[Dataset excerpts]
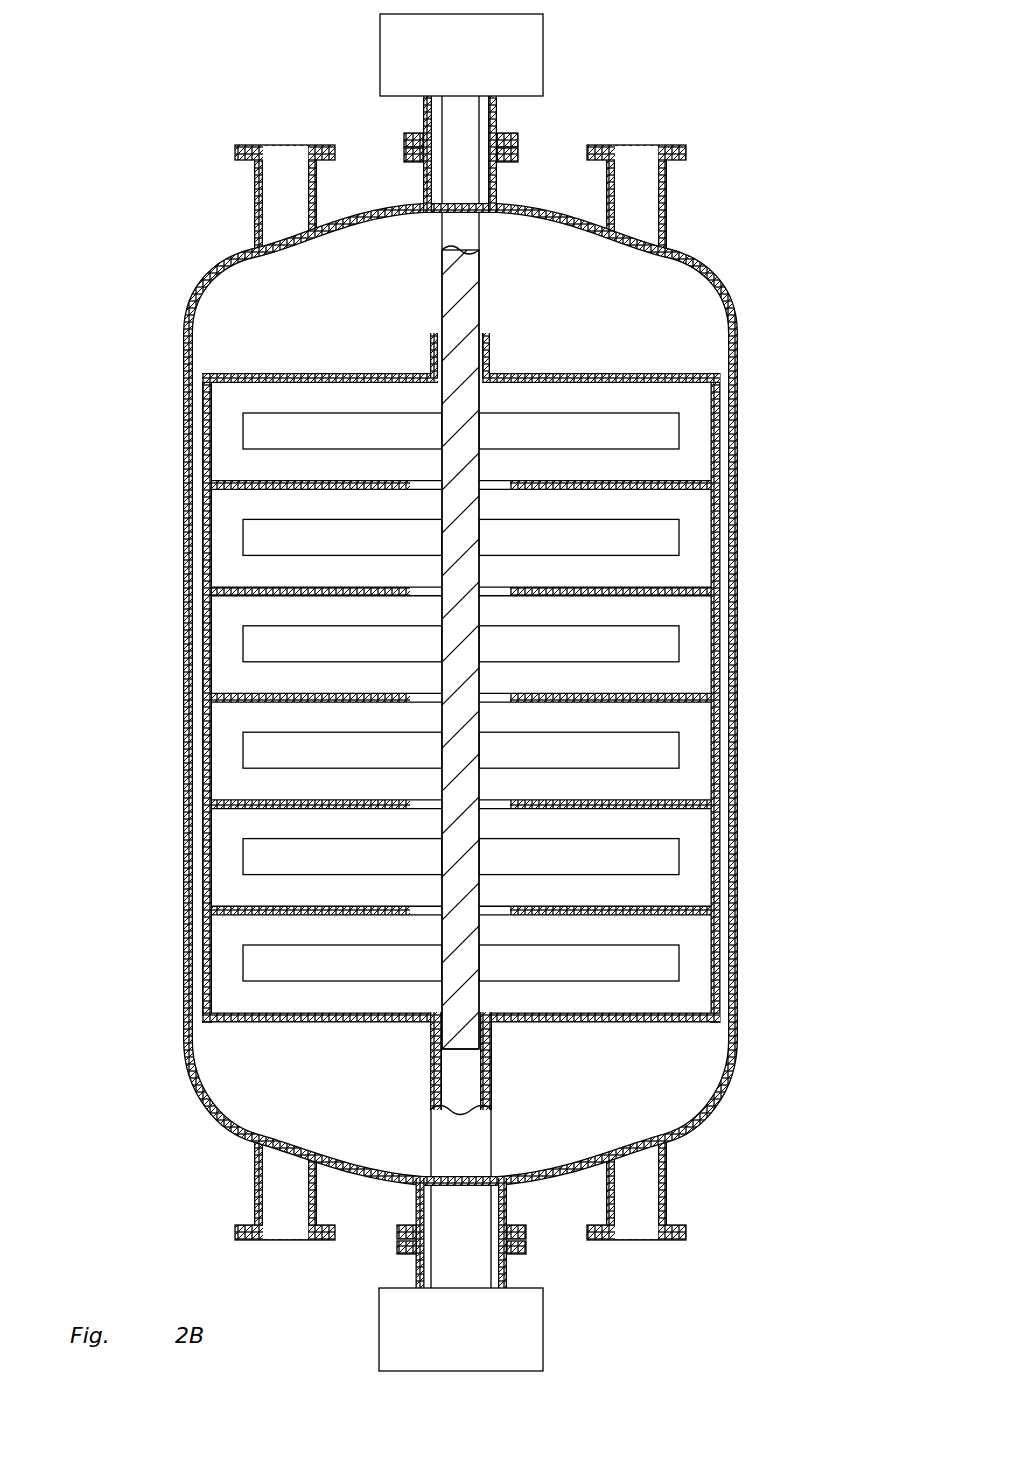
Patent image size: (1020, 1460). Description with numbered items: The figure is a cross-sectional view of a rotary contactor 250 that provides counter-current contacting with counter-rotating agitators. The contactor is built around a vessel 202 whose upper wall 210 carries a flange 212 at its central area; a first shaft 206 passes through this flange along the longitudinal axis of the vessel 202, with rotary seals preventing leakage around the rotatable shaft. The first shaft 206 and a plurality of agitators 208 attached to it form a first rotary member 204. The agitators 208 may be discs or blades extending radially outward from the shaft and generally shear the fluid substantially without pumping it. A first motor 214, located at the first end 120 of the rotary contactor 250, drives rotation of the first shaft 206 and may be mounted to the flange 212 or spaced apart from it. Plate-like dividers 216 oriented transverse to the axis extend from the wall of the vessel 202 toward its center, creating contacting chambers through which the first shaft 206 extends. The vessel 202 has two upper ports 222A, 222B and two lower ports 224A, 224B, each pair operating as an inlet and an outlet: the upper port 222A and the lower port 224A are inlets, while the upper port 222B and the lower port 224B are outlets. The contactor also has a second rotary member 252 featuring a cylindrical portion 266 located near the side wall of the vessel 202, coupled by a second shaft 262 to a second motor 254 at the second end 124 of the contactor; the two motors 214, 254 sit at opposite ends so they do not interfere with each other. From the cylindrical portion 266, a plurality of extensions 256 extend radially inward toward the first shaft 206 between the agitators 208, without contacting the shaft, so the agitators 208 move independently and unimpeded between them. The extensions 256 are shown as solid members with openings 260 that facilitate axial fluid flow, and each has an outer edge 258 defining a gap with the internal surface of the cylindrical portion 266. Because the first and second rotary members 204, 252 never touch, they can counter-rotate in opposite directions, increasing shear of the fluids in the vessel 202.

The first end 120 is at (178, 92).
The rotary contactor 250 is at (770, 36).
The second end 124 is at (703, 1336).
The vessel 202 is at (740, 355).
The rotary member 204 is at (442, 287).
The shaft 206 is at (495, 696).
The agitators 208 is at (680, 432).
The upper wall 210 is at (212, 272).
The flange 212 is at (500, 150).
The motor 214 is at (480, 67).
The dividers 216 is at (311, 372).
The upper port 222A is at (236, 151).
The upper port 222B is at (688, 152).
The lower port 224A is at (243, 1232).
The lower port 224B is at (688, 1232).
The second rotary member 252 is at (350, 1025).
The motor 254 is at (480, 1340).
The extensions 256 is at (228, 696).
The outer edge 258 is at (738, 752).
The openings 260 is at (680, 870).
The shaft 262 is at (493, 1070).
The cylindrical portion 266 is at (202, 752).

## Task brief
Can you write out all the rows above again, swapping "counter-rotating" for "contra-rotating" and leaving everything else unchanged? Omit the pictures from your answer.

## Expected answer
Patent image size: (1020, 1460). Description with numbered items: The figure is a cross-sectional view of a rotary contactor 250 that provides counter-current contacting with contra-rotating agitators. The contactor is built around a vessel 202 whose upper wall 210 carries a flange 212 at its central area; a first shaft 206 passes through this flange along the longitudinal axis of the vessel 202, with rotary seals preventing leakage around the rotatable shaft. The first shaft 206 and a plurality of agitators 208 attached to it form a first rotary member 204. The agitators 208 may be discs or blades extending radially outward from the shaft and generally shear the fluid substantially without pumping it. A first motor 214, located at the first end 120 of the rotary contactor 250, drives rotation of the first shaft 206 and may be mounted to the flange 212 or spaced apart from it. Plate-like dividers 216 oriented transverse to the axis extend from the wall of the vessel 202 toward its center, creating contacting chambers through which the first shaft 206 extends. The vessel 202 has two upper ports 222A, 222B and two lower ports 224A, 224B, each pair operating as an inlet and an outlet: the upper port 222A and the lower port 224A are inlets, while the upper port 222B and the lower port 224B are outlets. The contactor also has a second rotary member 252 featuring a cylindrical portion 266 located near the side wall of the vessel 202, coupled by a second shaft 262 to a second motor 254 at the second end 124 of the contactor; the two motors 214, 254 sit at opposite ends so they do not interfere with each other. From the cylindrical portion 266, a plurality of extensions 256 extend radially inward toward the first shaft 206 between the agitators 208, without contacting the shaft, so the agitators 208 move independently and unimpeded between them. The extensions 256 are shown as solid members with openings 260 that facilitate axial fluid flow, and each has an outer edge 258 defining a gap with the internal surface of the cylindrical portion 266. Because the first and second rotary members 204, 252 never touch, they can counter-rotate in opposite directions, increasing shear of the fluids in the vessel 202.

The first end 120 is at (178, 92).
The rotary contactor 250 is at (770, 36).
The second end 124 is at (703, 1336).
The vessel 202 is at (740, 355).
The rotary member 204 is at (442, 287).
The shaft 206 is at (495, 696).
The agitators 208 is at (680, 432).
The upper wall 210 is at (212, 272).
The flange 212 is at (500, 150).
The motor 214 is at (480, 67).
The dividers 216 is at (311, 372).
The upper port 222A is at (236, 151).
The upper port 222B is at (688, 152).
The lower port 224A is at (243, 1232).
The lower port 224B is at (688, 1232).
The second rotary member 252 is at (350, 1025).
The motor 254 is at (480, 1340).
The extensions 256 is at (228, 696).
The outer edge 258 is at (738, 752).
The openings 260 is at (680, 870).
The shaft 262 is at (493, 1070).
The cylindrical portion 266 is at (202, 752).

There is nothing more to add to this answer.